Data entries
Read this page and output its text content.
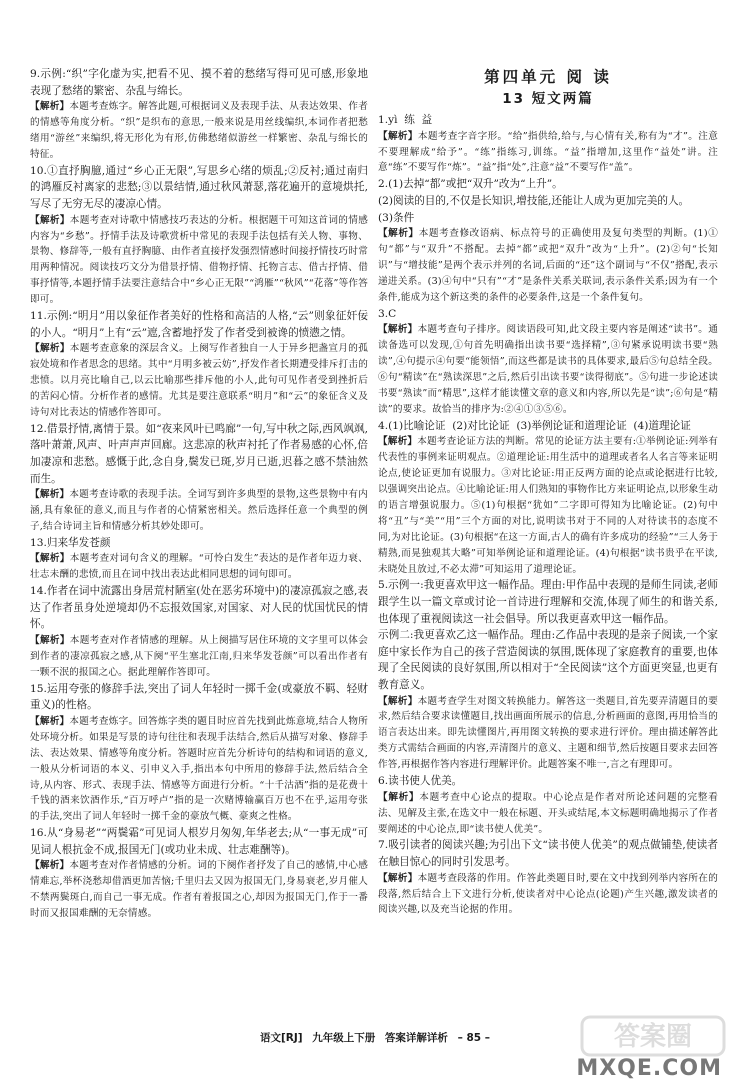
9.示例:“织”字化虚为实,把看不见、摸不着的愁绪写得可见可感,形象地表现了愁绪的繁密、杂乱与绵长。
【解析】本题考查炼字。解答此题,可根据词义及表现手法、从表达效果、作者的情感等角度分析。“织”是织布的意思,一般来说是用丝线编织,本词作者把愁绪用“游丝”来编织,将无形化为有形,仿佛愁绪似游丝一样繁密、杂乱与绵长的特征。
10.①直抒胸臆,通过“乡心正无限”,写思乡心绪的烦乱;②反衬;通过南归的鸿雁反衬离家的悲愁;③以景结情,通过秋风萧瑟,落花遍开的意境烘托,写尽了无穷无尽的凄凉心情。
【解析】本题考查对诗歌中情感技巧表达的分析。根据题干可知这首词的情感内容为“乡愁”。抒情手法及诗歌赏析中常见的表现手法包括有关人物、事物、景物、修辞等,一般有直抒胸臆、由作者直接抒发强烈情感时间接抒情技巧时常用两种情况。阅读技巧文分为借景抒情、借物抒情、托物言志、借古抒情、借事抒情等,本题抒情手法要注意结合中“乡心正无限”“鸿雁”“秋风”“花落”等作答即可。
11.示例:“明月”用以象征作者美好的性格和高洁的人格,“云”则象征奸佞的小人。“明月”上有“云”遮,含蓄地抒发了作者受到被谗的愤懑之情。
【解析】本题考查意象的深层含义。上阕写作者独自一人于异乡把盏宣月的孤寂处境和作者思念的思绪。其中“月明多被云妨”,抒发作者长期遭受排斥打击的悲愤。以月亮比喻自己,以云比喻那些排斥他的小人,此句可见作者受到挫折后的苦闷心情。分析作者的感情。尤其是要注意联系“明月”和“云”的象征含义及诗句对比表达的情感作答即可。
12.借景抒情,离情于景。如“夜来风叶已鸣廊”一句,写中秋之际,西风飒飒,落叶萧萧,风声、叶声声声回廊。这悲凉的秋声衬托了作者易感的心怀,倍加凄凉和悲愁。感慨于此,念自身,鬓发已斑,岁月已逝,迟暮之感不禁油然而生。
【解析】本题考查诗歌的表现手法。全词写到许多典型的景物,这些景物中有内涵,具有象征的意义,而且与作者的心情紧密相关。然后选择任意一个典型的例子,结合诗词主旨和情感分析其妙处即可。
13.归来华发苍颜
【解析】本题考查对词句含义的理解。“可怜白发生”表达的是作者年迈力衰、壮志未酬的悲愤,而且在词中找出表达此相同思想的词句即可。
14.作者在词中流露出身居荒村陋室(处在恶劣环境中)的凄凉孤寂之感,表达了作者虽身处逆境却仍不忘报效国家,对国家、对人民的忧国忧民的情怀。
【解析】本题考查对作者情感的理解。从上阕描写居住环境的文字里可以体会到作者的凄凉孤寂之感,从下阕“平生塞北江南,归来华发苍颜”可以看出作者有一颗不泯的报国之心。据此理解作答即可。
15.运用夸张的修辞手法,突出了词人年轻时一掷千金(或豪放不羁、轻财重义)的性格。
【解析】本题考查炼字。回答炼字类的题目时应首先找到此炼意境,结合人物所处环境分析。如果是写景的诗句往往和表现手法结合,然后从描写对象、修辞手法、表达效果、情感等角度分析。答题时应首先分析诗句的结构和词语的意义,一般从分析词语的本义、引申义入手,指出本句中所用的修辞手法,然后结合全诗,从内容、形式、表现手法、情感等方面进行分析。“十千沽酒”指的是花费十千钱的酒来饮酒作乐,“百万呼卢”指的是一次赌博输赢百万也不在乎,运用夸张的手法,突出了词人年轻时一掷千金的豪放气概、豪爽之性格。
16.从“身易老”“两鬓霜”可见词人根岁月匆匆,年华老去;从“一事无成”可见词人根抗金不成,报国无门(或功业未成、壮志难酬等)。
【解析】本题考查对作者情感的分析。词的下阕作者抒发了自己的感情,中心感情难忘,举杯浇愁却借酒更加苦恼;千里归去又因为报国无门,身易衰老,岁月催人不禁两鬓斑白,而自己一事无成。作者有着报国之心,却因为报国无门,作于一番时而又报国难酬的无奈情感。
第四单元 阅 读
13 短文两篇
1.yì  练  益
【解析】本题考查字音字形。“给”指供给,给与,与心情有关,称有为“才”。注意不要理解成“给予”。“练”指练习,训练。“益”指增加,这里作“益处”讲。注意“练”不要写作“炼”。“益”指“处”,注意“益”不要写作“盖”。
2.(1)去掉“都”或把“双升”改为“上升”。
(2)阅读的目的,不仅是长知识,增技能,还能让人成为更加完美的人。
(3)条件
【解析】本题考查修改语病、标点符号的正确使用及复句类型的判断。(1)①句“都”与“双升”不搭配。去掉“都”或把“双升”改为“上升”。(2)②句“长知识”与“增技能”是两个表示并列的名词,后面的“还”这个副词与“不仅”搭配,表示递进关系。(3)④句中“只有”“才”是条件关系关联词,表示条件关系;因为有一个条件,能成为这个新这类的条件的必要条件,这是一个条件复句。
3.C
【解析】本题考查句子排序。阅读语段可知,此文段主要内容是阐述“读书”。通读备选可以发现,①句首先明确指出读书要“选择精”,③句紧承说明读书要“熟读”,④句提示④句要“能领悟”,而这些都是读书的具体要求,最后⑤句总结全段。⑥句“精读”在“熟读深思”之后,然后引出读书要“读得彻底”。⑤句进一步论述读书要“熟读”而“精思”,这样才能读懂文章的意义和内容,所以先是“读”;⑥句是“精读”的要求。故恰当的排序为:②④①③⑤⑥。
4.(1)比喻论证  (2)对比论证  (3)举例论证和道理论证  (4)道理论证
【解析】本题考查论证方法的判断。常见的论证方法主要有:①举例论证:列举有代表性的事例来证明观点。②道理论证:用生活中的道理或者名人名言等来证明论点,使论证更加有说服力。③对比论证:用正反两方面的论点或论据进行比较,以强调突出论点。④比喻论证:用人们熟知的事物作比方来证明论点,以形象生动的语言增强说服力。⑤(1)句根据“犹如”二字即可得知为比喻论证。(2)句中将“丑”与“美”“用”三个方面的对比,说明读书对于不同的人对待读书的态度不同,为对比论证。(3)句根据“在这一方面,古人的确有许多成功的经验”“三人务于精熟,而晃独观其大略”可知举例论证和道理论证。(4)句根据“读书贵乎在平读,未晓处且放过,不必太滞”可知运用了道理论证。
5.示例一:我更喜欢甲这一幅作品。理由:甲作品中表现的是师生同读,老师跟学生以一篇文章或讨论一首诗进行理解和交流,体现了师生的和谐关系,也体现了重视阅读这一社会倡导。所以我更喜欢甲这一幅作品。
示例二:我更喜欢乙这一幅作品。理由:乙作品中表现的是亲子阅读,一个家庭中家长作为自己的孩子营造阅读的氛围,既体现了家庭教育的重要,也体现了全民阅读的良好氛围,所以相对于“全民阅读”这个方面更突显,也更有教育意义。
【解析】本题考查学生对图文转换能力。解答这一类题目,首先要弄清题目的要求,然后结合要求读懂题目,找出画面所展示的信息,分析画面的意图,再用恰当的语言表达出来。即先读懂图片,再用图文转换的要求进行评价。理由描述解答此类方式需结合画面的内容,弄清图片的意义、主题和细节,然后按题目要求去回答作答,再根据作答内容进行理解评价。此题答案不唯一,言之有理即可。
6.读书使人优美。
【解析】本题考查中心论点的提取。中心论点是作者对所论述问题的完整看法、见解及主张,在选文中一般在标题、开头或结尾,本文标题明确地揭示了作者要阐述的中心论点,即“读书使人优美”。
7.吸引读者的阅读兴趣;为引出下文“读书使人优美”的观点做铺垫,使读者在触目惊心的同时引发思考。
【解析】本题考查段落的作用。作答此类题目时,要在文中找到列举内容所在的段落,然后结合上下文进行分析,使读者对中心论点(论题)产生兴趣,激发读者的阅读兴趣,以及充当论据的作用。
语文[RJ] 九年级上下册 答案详解详析 – 85 –	答案圈
MXQE.COM
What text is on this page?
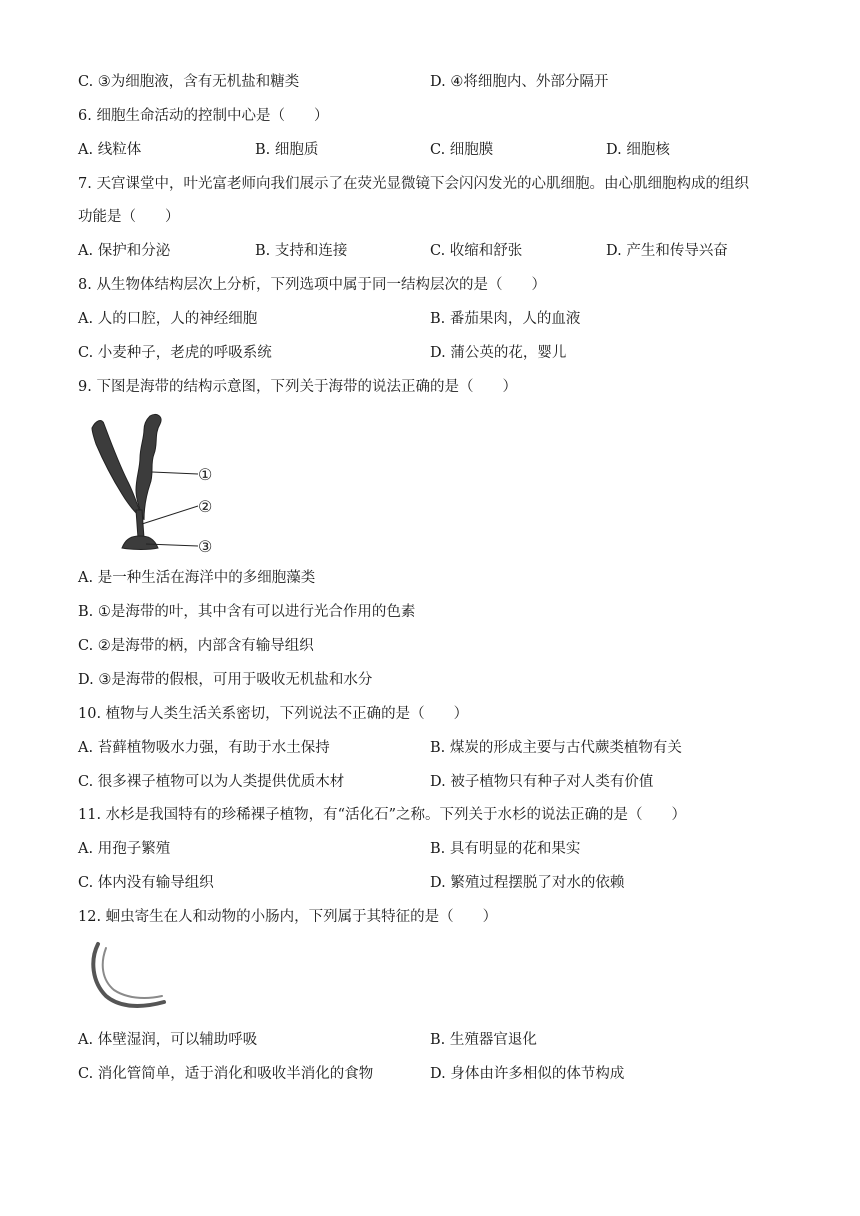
C. ③为细胞液，含有无机盐和糖类	D. ④将细胞内、外部分隔开
6. 细胞生命活动的控制中心是（　　）
A. 线粒体	B. 细胞质	C. 细胞膜	D. 细胞核
7. 天宫课堂中，叶光富老师向我们展示了在荧光显微镜下会闪闪发光的心肌细胞。由心肌细胞构成的组织
功能是（　　）
A. 保护和分泌	B. 支持和连接	C. 收缩和舒张	D. 产生和传导兴奋
8. 从生物体结构层次上分析，下列选项中属于同一结构层次的是（　　）
A. 人的口腔，人的神经细胞	B. 番茄果肉，人的血液
C. 小麦种子，老虎的呼吸系统	D. 蒲公英的花，婴儿
9. 下图是海带的结构示意图，下列关于海带的说法正确的是（　　）
①
②
③
A. 是一种生活在海洋中的多细胞藻类
B. ①是海带的叶，其中含有可以进行光合作用的色素
C. ②是海带的柄，内部含有输导组织
D. ③是海带的假根，可用于吸收无机盐和水分
10. 植物与人类生活关系密切，下列说法不正确的是（　　）
A. 苔藓植物吸水力强，有助于水土保持	B. 煤炭的形成主要与古代蕨类植物有关
C. 很多裸子植物可以为人类提供优质木材	D. 被子植物只有种子对人类有价值
11. 水杉是我国特有的珍稀裸子植物，有“活化石”之称。下列关于水杉的说法正确的是（　　）
A. 用孢子繁殖	B. 具有明显的花和果实
C. 体内没有输导组织	D. 繁殖过程摆脱了对水的依赖
12. 蛔虫寄生在人和动物的小肠内，下列属于其特征的是（　　）
A. 体壁湿润，可以辅助呼吸	B. 生殖器官退化
C. 消化管简单，适于消化和吸收半消化的食物	D. 身体由许多相似的体节构成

YOUR INSTRUCTIONS: Filter the records above and return every line that holds the word "text".

ANSWER IN FULL:
Read this page and output its text content.
What text is on this page?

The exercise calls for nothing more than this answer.